-- INFORMATION GIVEN --
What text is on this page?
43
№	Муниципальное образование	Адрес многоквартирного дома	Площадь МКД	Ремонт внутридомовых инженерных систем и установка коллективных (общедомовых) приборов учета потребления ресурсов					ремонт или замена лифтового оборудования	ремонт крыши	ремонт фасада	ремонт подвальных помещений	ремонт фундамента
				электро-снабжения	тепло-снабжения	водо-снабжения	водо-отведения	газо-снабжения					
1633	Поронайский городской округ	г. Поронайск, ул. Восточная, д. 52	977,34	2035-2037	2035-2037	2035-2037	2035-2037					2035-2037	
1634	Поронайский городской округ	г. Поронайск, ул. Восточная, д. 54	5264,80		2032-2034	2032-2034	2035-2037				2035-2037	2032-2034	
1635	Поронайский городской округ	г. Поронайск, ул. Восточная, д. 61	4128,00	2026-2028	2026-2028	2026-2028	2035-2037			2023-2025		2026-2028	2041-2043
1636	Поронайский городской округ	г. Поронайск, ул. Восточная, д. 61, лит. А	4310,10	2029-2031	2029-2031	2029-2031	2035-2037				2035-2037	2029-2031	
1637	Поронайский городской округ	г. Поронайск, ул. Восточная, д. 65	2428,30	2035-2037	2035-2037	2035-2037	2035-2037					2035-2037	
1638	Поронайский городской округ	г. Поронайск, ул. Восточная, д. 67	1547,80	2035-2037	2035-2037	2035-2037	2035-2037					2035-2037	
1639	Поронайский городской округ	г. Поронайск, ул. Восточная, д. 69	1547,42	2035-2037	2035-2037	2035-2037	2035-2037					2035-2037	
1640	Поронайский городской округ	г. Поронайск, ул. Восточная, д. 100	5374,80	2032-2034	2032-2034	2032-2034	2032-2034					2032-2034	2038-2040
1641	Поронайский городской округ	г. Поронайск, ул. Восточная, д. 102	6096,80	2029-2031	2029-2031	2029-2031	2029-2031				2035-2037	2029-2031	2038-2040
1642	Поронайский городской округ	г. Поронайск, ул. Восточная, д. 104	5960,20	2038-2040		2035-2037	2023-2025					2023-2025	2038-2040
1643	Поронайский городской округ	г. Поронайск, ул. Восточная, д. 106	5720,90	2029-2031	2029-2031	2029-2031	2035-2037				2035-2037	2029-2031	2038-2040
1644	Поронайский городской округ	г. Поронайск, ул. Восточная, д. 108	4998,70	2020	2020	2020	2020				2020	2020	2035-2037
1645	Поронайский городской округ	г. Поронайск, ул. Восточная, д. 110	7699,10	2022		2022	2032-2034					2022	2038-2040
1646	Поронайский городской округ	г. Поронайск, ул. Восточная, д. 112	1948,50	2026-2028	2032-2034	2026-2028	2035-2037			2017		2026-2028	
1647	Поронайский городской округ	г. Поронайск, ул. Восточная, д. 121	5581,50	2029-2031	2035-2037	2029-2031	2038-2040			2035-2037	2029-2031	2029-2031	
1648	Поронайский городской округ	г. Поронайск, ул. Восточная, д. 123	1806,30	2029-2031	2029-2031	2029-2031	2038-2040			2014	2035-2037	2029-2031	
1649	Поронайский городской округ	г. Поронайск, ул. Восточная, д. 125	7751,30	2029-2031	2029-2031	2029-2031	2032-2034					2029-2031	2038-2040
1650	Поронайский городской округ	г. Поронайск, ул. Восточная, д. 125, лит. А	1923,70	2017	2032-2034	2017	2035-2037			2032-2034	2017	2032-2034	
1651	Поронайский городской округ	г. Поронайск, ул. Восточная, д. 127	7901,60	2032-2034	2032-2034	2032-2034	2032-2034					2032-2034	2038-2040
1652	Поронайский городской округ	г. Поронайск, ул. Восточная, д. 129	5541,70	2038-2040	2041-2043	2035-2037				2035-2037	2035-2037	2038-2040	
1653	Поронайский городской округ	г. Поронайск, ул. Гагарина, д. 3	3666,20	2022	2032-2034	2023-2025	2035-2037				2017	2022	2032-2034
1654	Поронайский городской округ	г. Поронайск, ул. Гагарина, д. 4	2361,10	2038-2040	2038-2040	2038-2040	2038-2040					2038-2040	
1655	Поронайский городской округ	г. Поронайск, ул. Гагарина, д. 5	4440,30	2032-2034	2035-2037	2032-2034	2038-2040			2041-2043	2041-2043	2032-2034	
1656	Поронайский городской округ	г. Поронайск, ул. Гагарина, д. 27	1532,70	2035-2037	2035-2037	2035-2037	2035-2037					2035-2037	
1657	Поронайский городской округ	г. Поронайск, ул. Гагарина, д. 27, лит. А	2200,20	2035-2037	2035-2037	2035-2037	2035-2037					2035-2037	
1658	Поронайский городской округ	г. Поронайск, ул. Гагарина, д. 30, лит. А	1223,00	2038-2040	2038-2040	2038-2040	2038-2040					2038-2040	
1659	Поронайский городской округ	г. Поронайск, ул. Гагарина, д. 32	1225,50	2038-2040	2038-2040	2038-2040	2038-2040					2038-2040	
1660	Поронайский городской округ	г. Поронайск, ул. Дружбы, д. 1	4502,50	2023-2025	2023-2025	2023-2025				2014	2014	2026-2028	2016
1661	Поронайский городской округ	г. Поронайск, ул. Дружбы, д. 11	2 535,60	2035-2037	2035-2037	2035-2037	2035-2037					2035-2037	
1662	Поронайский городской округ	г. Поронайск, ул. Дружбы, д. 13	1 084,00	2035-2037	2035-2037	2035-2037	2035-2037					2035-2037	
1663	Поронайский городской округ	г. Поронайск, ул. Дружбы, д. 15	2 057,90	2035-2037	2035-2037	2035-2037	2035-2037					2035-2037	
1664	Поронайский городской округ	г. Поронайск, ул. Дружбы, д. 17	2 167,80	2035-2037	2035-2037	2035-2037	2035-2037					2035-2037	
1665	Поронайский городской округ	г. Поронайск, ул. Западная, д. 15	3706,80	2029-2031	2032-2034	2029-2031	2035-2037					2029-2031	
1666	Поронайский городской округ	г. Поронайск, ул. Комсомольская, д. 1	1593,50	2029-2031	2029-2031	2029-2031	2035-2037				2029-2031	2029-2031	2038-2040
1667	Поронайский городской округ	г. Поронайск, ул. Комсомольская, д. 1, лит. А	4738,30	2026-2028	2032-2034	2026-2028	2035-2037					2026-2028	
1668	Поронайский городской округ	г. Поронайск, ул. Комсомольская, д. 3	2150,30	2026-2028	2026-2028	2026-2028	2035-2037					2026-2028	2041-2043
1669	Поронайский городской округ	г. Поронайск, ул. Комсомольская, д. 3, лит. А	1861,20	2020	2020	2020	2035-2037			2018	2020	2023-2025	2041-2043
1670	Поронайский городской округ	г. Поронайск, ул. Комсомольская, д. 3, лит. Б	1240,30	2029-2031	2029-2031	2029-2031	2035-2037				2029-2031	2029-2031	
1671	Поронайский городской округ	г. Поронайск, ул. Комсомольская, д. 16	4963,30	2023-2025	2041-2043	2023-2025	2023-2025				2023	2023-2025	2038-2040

-- STATED EXERCISE --
Copy all data exactly, start to finish.

-- CORRECT ANSWER --
What text is on this page?
43
№	Муниципальное образование	Адрес многоквартирного дома	Площадь МКД	Ремонт внутридомовых инженерных систем и установка коллективных (общедомовых) приборов учета потребления ресурсов					ремонт или замена лифтового оборудования	ремонт крыши	ремонт фасада	ремонт подвальных помещений	ремонт фундамента
				электро-снабжения	тепло-снабжения	водо-снабжения	водо-отведения	газо-снабжения					
1633	Поронайский городской округ	г. Поронайск, ул. Восточная, д. 52	977,34	2035-2037	2035-2037	2035-2037	2035-2037					2035-2037	
1634	Поронайский городской округ	г. Поронайск, ул. Восточная, д. 54	5264,80		2032-2034	2032-2034	2035-2037				2035-2037	2032-2034	
1635	Поронайский городской округ	г. Поронайск, ул. Восточная, д. 61	4128,00	2026-2028	2026-2028	2026-2028	2035-2037			2023-2025		2026-2028	2041-2043
1636	Поронайский городской округ	г. Поронайск, ул. Восточная, д. 61, лит. А	4310,10	2029-2031	2029-2031	2029-2031	2035-2037				2035-2037	2029-2031	
1637	Поронайский городской округ	г. Поронайск, ул. Восточная, д. 65	2428,30	2035-2037	2035-2037	2035-2037	2035-2037					2035-2037	
1638	Поронайский городской округ	г. Поронайск, ул. Восточная, д. 67	1547,80	2035-2037	2035-2037	2035-2037	2035-2037					2035-2037	
1639	Поронайский городской округ	г. Поронайск, ул. Восточная, д. 69	1547,42	2035-2037	2035-2037	2035-2037	2035-2037					2035-2037	
1640	Поронайский городской округ	г. Поронайск, ул. Восточная, д. 100	5374,80	2032-2034	2032-2034	2032-2034	2032-2034					2032-2034	2038-2040
1641	Поронайский городской округ	г. Поронайск, ул. Восточная, д. 102	6096,80	2029-2031	2029-2031	2029-2031	2029-2031				2035-2037	2029-2031	2038-2040
1642	Поронайский городской округ	г. Поронайск, ул. Восточная, д. 104	5960,20	2038-2040		2035-2037	2023-2025					2023-2025	2038-2040
1643	Поронайский городской округ	г. Поронайск, ул. Восточная, д. 106	5720,90	2029-2031	2029-2031	2029-2031	2035-2037				2035-2037	2029-2031	2038-2040
1644	Поронайский городской округ	г. Поронайск, ул. Восточная, д. 108	4998,70	2020	2020	2020	2020				2020	2020	2035-2037
1645	Поронайский городской округ	г. Поронайск, ул. Восточная, д. 110	7699,10	2022		2022	2032-2034					2022	2038-2040
1646	Поронайский городской округ	г. Поронайск, ул. Восточная, д. 112	1948,50	2026-2028	2032-2034	2026-2028	2035-2037			2017		2026-2028	
1647	Поронайский городской округ	г. Поронайск, ул. Восточная, д. 121	5581,50	2029-2031	2035-2037	2029-2031	2038-2040			2035-2037	2029-2031	2029-2031	
1648	Поронайский городской округ	г. Поронайск, ул. Восточная, д. 123	1806,30	2029-2031	2029-2031	2029-2031	2038-2040			2014	2035-2037	2029-2031	
1649	Поронайский городской округ	г. Поронайск, ул. Восточная, д. 125	7751,30	2029-2031	2029-2031	2029-2031	2032-2034					2029-2031	2038-2040
1650	Поронайский городской округ	г. Поронайск, ул. Восточная, д. 125, лит. А	1923,70	2017	2032-2034	2017	2035-2037			2032-2034	2017	2032-2034	
1651	Поронайский городской округ	г. Поронайск, ул. Восточная, д. 127	7901,60	2032-2034	2032-2034	2032-2034	2032-2034					2032-2034	2038-2040
1652	Поронайский городской округ	г. Поронайск, ул. Восточная, д. 129	5541,70	2038-2040	2041-2043	2035-2037				2035-2037	2035-2037	2038-2040	
1653	Поронайский городской округ	г. Поронайск, ул. Гагарина, д. 3	3666,20	2022	2032-2034	2023-2025	2035-2037				2017	2022	2032-2034
1654	Поронайский городской округ	г. Поронайск, ул. Гагарина, д. 4	2361,10	2038-2040	2038-2040	2038-2040	2038-2040					2038-2040	
1655	Поронайский городской округ	г. Поронайск, ул. Гагарина, д. 5	4440,30	2032-2034	2035-2037	2032-2034	2038-2040			2041-2043	2041-2043	2032-2034	
1656	Поронайский городской округ	г. Поронайск, ул. Гагарина, д. 27	1532,70	2035-2037	2035-2037	2035-2037	2035-2037					2035-2037	
1657	Поронайский городской округ	г. Поронайск, ул. Гагарина, д. 27, лит. А	2200,20	2035-2037	2035-2037	2035-2037	2035-2037					2035-2037	
1658	Поронайский городской округ	г. Поронайск, ул. Гагарина, д. 30, лит. А	1223,00	2038-2040	2038-2040	2038-2040	2038-2040					2038-2040	
1659	Поронайский городской округ	г. Поронайск, ул. Гагарина, д. 32	1225,50	2038-2040	2038-2040	2038-2040	2038-2040					2038-2040	
1660	Поронайский городской округ	г. Поронайск, ул. Дружбы, д. 1	4502,50	2023-2025	2023-2025	2023-2025				2014	2014	2026-2028	2016
1661	Поронайский городской округ	г. Поронайск, ул. Дружбы, д. 11	2 535,60	2035-2037	2035-2037	2035-2037	2035-2037					2035-2037	
1662	Поронайский городской округ	г. Поронайск, ул. Дружбы, д. 13	1 084,00	2035-2037	2035-2037	2035-2037	2035-2037					2035-2037	
1663	Поронайский городской округ	г. Поронайск, ул. Дружбы, д. 15	2 057,90	2035-2037	2035-2037	2035-2037	2035-2037					2035-2037	
1664	Поронайский городской округ	г. Поронайск, ул. Дружбы, д. 17	2 167,80	2035-2037	2035-2037	2035-2037	2035-2037					2035-2037	
1665	Поронайский городской округ	г. Поронайск, ул. Западная, д. 15	3706,80	2029-2031	2032-2034	2029-2031	2035-2037					2029-2031	
1666	Поронайский городской округ	г. Поронайск, ул. Комсомольская, д. 1	1593,50	2029-2031	2029-2031	2029-2031	2035-2037				2029-2031	2029-2031	2038-2040
1667	Поронайский городской округ	г. Поронайск, ул. Комсомольская, д. 1, лит. А	4738,30	2026-2028	2032-2034	2026-2028	2035-2037					2026-2028	
1668	Поронайский городской округ	г. Поронайск, ул. Комсомольская, д. 3	2150,30	2026-2028	2026-2028	2026-2028	2035-2037					2026-2028	2041-2043
1669	Поронайский городской округ	г. Поронайск, ул. Комсомольская, д. 3, лит. А	1861,20	2020	2020	2020	2035-2037			2018	2020	2023-2025	2041-2043
1670	Поронайский городской округ	г. Поронайск, ул. Комсомольская, д. 3, лит. Б	1240,30	2029-2031	2029-2031	2029-2031	2035-2037				2029-2031	2029-2031	
1671	Поронайский городской округ	г. Поронайск, ул. Комсомольская, д. 16	4963,30	2023-2025	2041-2043	2023-2025	2023-2025				2023	2023-2025	2038-2040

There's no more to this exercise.